TASK BRIEF >>
Gather, from the listing beneath this task, every line holding the string "UnityInputManager".

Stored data
──────────

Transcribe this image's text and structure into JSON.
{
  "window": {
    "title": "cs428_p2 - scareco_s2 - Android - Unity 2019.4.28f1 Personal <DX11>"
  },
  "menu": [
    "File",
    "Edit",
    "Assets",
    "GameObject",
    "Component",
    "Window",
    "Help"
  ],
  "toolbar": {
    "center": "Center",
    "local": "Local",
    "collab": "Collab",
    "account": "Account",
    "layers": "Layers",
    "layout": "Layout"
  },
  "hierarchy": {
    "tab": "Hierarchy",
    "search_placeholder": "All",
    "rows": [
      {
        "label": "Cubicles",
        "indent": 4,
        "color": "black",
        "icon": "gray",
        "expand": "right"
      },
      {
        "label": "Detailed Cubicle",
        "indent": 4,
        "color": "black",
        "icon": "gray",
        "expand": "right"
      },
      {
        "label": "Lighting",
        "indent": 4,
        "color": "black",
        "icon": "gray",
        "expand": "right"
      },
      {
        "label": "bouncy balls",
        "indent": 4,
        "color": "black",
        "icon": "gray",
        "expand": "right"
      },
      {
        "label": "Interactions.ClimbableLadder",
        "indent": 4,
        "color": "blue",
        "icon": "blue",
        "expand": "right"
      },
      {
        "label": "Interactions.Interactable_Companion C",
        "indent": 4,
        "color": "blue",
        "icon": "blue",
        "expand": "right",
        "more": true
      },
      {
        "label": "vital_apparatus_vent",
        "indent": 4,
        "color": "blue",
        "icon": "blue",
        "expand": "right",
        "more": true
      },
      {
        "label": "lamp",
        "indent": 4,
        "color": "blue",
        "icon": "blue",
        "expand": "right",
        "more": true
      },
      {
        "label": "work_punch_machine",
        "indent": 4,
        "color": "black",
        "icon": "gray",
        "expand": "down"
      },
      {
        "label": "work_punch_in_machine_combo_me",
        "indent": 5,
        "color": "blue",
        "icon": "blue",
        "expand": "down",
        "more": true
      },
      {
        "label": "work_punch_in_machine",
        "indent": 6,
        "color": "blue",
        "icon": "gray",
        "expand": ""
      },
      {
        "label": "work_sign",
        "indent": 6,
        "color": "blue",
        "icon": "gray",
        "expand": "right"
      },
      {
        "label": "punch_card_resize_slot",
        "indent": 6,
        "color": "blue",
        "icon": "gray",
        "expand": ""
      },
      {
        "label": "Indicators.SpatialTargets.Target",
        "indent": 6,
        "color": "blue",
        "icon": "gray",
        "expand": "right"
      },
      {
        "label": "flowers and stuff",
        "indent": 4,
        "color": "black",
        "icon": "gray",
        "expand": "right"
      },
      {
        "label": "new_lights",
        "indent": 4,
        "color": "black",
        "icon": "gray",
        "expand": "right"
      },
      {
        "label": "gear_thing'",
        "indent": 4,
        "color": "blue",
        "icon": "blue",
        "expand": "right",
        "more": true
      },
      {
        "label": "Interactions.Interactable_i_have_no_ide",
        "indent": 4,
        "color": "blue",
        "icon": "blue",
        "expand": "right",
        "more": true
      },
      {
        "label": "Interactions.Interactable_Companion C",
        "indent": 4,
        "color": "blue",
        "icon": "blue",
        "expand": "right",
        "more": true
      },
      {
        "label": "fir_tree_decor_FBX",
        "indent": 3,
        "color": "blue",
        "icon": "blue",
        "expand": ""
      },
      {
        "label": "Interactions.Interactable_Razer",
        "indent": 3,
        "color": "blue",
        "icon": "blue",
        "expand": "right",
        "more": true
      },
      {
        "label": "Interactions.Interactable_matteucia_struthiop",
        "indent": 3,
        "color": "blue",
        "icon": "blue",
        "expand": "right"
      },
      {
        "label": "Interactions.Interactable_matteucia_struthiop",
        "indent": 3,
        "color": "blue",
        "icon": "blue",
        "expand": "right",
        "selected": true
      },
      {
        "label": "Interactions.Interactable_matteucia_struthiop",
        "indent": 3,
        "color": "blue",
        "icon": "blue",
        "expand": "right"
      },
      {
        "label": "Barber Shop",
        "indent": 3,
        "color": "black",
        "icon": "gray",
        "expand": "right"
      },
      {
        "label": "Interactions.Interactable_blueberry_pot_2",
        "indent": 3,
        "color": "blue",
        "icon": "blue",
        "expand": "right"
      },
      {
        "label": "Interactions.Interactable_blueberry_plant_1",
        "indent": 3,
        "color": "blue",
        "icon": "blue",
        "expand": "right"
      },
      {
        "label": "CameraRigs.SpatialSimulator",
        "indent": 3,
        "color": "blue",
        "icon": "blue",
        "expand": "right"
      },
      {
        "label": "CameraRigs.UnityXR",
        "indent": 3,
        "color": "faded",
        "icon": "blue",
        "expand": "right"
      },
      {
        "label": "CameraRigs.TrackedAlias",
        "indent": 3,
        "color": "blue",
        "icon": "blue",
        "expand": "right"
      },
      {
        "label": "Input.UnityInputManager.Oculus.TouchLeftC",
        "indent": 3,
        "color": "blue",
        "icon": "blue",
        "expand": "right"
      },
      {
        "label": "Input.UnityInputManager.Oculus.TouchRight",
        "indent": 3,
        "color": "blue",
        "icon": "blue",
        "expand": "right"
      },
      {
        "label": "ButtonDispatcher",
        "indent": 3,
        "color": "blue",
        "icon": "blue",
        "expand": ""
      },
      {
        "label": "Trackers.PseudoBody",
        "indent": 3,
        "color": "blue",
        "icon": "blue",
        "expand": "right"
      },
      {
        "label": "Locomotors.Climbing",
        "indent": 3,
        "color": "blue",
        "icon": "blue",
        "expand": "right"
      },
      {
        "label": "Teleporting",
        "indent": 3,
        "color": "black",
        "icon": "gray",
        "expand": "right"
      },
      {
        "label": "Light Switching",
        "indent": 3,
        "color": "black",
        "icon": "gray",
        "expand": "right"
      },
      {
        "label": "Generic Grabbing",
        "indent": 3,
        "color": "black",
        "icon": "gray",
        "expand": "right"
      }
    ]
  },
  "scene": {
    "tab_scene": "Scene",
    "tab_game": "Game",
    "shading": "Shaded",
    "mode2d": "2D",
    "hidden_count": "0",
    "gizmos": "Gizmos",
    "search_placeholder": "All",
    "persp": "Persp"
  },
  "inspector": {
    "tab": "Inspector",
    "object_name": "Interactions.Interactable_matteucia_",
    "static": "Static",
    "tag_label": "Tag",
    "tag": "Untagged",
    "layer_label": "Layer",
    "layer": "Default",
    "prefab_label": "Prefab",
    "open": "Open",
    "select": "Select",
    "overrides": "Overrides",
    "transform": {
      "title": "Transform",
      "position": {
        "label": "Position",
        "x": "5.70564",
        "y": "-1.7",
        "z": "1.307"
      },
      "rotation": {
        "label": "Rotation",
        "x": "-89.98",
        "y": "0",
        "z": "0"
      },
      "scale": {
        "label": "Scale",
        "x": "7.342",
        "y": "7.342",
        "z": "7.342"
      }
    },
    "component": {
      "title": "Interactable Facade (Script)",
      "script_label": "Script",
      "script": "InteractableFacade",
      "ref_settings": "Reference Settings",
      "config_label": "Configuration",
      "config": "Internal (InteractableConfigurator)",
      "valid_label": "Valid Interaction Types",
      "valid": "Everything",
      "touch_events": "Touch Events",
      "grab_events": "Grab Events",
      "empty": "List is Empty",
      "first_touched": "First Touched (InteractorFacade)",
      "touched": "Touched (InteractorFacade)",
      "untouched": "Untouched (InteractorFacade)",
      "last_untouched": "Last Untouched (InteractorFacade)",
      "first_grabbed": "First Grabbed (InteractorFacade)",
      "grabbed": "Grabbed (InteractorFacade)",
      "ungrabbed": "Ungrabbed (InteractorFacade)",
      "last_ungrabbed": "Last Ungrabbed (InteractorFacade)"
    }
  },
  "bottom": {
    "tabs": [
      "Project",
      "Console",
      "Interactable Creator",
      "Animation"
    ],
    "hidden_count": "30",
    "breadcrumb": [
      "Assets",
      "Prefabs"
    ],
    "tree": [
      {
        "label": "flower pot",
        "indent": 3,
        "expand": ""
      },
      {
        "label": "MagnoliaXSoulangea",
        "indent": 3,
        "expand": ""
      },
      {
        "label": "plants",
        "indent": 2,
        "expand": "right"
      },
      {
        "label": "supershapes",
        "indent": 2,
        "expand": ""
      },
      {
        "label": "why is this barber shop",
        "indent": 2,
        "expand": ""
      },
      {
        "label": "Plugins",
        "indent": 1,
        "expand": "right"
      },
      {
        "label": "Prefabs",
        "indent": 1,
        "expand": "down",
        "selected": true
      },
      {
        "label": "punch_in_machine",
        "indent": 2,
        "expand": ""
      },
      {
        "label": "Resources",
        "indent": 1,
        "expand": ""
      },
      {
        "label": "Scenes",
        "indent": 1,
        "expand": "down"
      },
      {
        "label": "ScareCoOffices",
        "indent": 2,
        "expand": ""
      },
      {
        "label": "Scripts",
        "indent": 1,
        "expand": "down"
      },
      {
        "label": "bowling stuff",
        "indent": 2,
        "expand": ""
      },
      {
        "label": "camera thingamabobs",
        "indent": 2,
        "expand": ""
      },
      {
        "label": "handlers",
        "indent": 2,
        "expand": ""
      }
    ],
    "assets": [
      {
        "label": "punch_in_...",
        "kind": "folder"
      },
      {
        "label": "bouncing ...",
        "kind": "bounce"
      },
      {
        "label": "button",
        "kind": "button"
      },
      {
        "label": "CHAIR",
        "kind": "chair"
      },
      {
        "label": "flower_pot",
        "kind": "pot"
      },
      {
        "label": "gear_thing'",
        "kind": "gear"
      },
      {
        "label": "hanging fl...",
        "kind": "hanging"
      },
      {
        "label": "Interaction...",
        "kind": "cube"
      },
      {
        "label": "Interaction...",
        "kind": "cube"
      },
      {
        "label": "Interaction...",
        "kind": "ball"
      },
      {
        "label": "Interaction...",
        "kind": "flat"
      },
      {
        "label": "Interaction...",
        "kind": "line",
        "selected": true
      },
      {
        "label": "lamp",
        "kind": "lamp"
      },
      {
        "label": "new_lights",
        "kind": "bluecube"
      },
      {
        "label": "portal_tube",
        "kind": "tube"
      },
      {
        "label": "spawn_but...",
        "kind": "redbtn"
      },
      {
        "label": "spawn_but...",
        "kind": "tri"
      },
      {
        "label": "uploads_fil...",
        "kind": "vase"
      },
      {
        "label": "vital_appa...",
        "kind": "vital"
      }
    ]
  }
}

──────────

IN RESPONSE >>
        "label": "Input.UnityInputManager.Oculus.TouchLeftC",
        "label": "Input.UnityInputManager.Oculus.TouchRight",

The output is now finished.